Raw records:
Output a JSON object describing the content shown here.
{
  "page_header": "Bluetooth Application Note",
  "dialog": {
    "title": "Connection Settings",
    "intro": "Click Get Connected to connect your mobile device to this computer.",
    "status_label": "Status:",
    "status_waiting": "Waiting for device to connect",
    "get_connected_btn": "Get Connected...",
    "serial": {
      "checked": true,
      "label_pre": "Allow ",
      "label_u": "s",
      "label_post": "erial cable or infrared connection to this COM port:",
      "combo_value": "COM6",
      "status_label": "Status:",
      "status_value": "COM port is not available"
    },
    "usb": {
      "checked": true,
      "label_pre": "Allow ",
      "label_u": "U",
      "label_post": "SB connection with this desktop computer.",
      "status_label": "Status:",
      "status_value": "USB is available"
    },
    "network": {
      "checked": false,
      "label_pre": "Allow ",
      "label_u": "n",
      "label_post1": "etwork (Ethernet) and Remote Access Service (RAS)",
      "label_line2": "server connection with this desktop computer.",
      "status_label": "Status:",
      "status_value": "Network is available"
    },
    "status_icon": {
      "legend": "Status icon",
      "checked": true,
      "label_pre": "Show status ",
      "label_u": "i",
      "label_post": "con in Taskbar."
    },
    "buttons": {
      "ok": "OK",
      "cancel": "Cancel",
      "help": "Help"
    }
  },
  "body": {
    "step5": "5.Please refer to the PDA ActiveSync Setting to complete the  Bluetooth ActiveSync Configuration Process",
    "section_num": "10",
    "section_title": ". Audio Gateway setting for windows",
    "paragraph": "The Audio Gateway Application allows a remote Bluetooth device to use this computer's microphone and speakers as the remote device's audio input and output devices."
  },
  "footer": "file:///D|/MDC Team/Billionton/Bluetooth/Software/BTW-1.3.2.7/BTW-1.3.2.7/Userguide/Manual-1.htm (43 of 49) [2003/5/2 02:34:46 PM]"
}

▸ **Prompt**
Where a line of the data holds "device", show that line.

▸ **Written response**
    "intro": "Click Get Connected to connect your mobile device to this computer.",
    "status_waiting": "Waiting for device to connect",
    "paragraph": "The Audio Gateway Application allows a remote Bluetooth device to use this computer's microphone and speakers as the remote device's audio input and output devices."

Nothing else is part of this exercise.